Objective — Copy out each line featuring the string "icon" from the entries beneath.

Entries —
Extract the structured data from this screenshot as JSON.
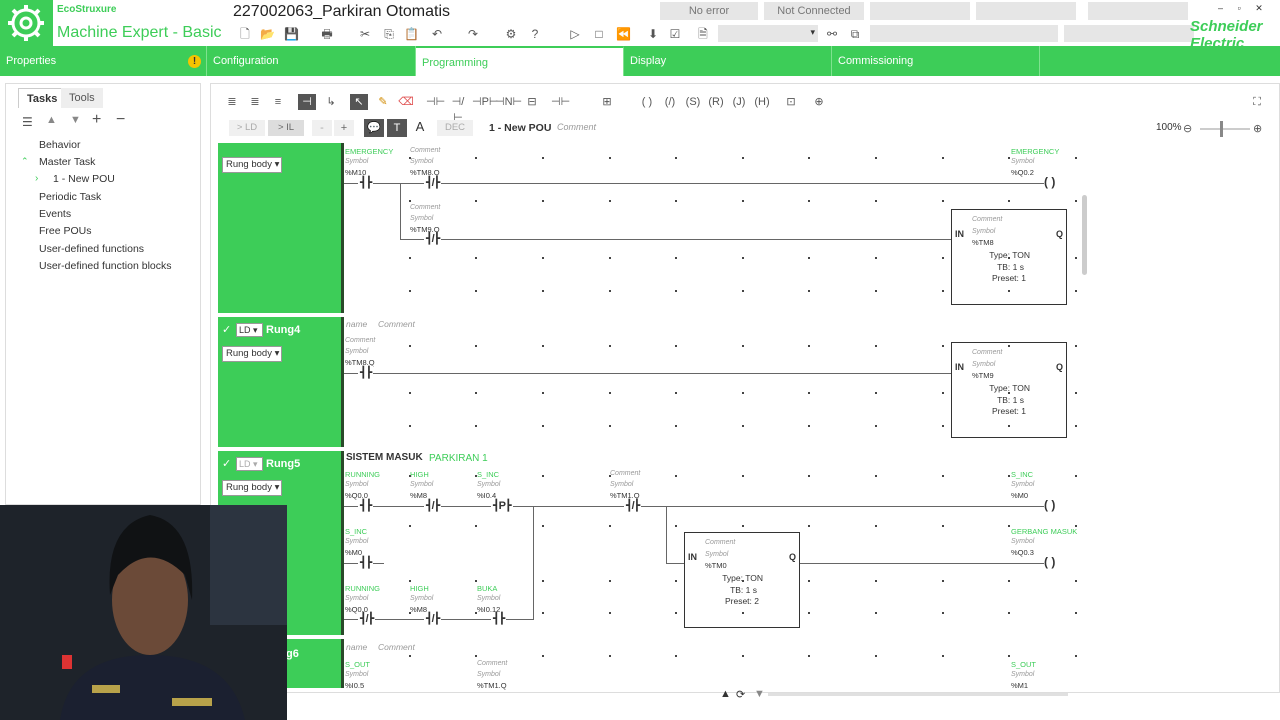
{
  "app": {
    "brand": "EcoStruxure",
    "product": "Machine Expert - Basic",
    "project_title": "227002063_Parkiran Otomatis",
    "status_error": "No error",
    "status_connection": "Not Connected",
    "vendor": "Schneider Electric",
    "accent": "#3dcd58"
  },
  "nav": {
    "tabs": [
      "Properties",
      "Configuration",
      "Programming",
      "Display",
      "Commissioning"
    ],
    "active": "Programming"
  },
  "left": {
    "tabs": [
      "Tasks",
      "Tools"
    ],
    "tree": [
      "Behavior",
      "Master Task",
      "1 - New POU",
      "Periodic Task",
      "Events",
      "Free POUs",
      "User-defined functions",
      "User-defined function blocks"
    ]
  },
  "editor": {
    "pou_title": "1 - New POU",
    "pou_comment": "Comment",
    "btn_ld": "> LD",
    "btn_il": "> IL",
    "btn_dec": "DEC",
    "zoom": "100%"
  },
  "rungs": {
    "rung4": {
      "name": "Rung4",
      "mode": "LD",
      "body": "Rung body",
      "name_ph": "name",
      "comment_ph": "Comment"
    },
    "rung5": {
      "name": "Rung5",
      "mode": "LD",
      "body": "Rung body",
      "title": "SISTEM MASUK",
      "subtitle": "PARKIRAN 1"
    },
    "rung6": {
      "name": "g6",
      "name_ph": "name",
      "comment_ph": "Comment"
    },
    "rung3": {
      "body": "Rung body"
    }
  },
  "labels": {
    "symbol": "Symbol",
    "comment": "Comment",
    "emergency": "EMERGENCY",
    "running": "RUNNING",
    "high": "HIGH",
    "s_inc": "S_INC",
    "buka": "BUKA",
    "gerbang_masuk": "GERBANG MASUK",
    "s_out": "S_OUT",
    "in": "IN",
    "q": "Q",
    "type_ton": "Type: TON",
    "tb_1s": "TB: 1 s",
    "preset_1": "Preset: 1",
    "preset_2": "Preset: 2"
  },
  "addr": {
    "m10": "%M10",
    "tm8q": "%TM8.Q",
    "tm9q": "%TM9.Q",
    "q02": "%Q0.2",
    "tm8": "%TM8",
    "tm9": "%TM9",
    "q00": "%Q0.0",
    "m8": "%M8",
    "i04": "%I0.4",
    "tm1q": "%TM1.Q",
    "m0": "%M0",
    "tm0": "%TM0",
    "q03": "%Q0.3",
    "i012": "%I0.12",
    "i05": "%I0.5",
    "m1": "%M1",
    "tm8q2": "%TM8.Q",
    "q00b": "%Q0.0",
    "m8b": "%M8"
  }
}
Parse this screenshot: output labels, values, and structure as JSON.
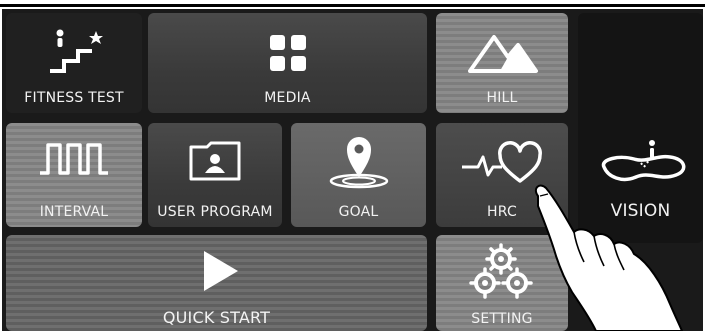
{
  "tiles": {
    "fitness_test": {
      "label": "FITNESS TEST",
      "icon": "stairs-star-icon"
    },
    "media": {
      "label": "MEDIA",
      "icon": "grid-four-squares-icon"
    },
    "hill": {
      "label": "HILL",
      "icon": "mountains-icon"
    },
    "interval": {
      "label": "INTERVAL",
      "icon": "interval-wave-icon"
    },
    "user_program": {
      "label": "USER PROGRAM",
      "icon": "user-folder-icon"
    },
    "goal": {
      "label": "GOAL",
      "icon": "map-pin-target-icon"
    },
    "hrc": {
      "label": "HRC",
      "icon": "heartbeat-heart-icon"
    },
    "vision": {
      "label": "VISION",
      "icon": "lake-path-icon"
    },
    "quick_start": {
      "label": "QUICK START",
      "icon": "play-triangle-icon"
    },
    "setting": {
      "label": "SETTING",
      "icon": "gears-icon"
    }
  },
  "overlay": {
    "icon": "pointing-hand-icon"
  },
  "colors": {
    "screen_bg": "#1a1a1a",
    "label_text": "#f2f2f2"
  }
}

Finished answer —
      "icon": "stairs-star-icon"
      "icon": "grid-four-squares-icon"
      "icon": "mountains-icon"
      "icon": "interval-wave-icon"
      "icon": "user-folder-icon"
      "icon": "map-pin-target-icon"
      "icon": "heartbeat-heart-icon"
      "icon": "lake-path-icon"
      "icon": "play-triangle-icon"
      "icon": "gears-icon"
    "icon": "pointing-hand-icon"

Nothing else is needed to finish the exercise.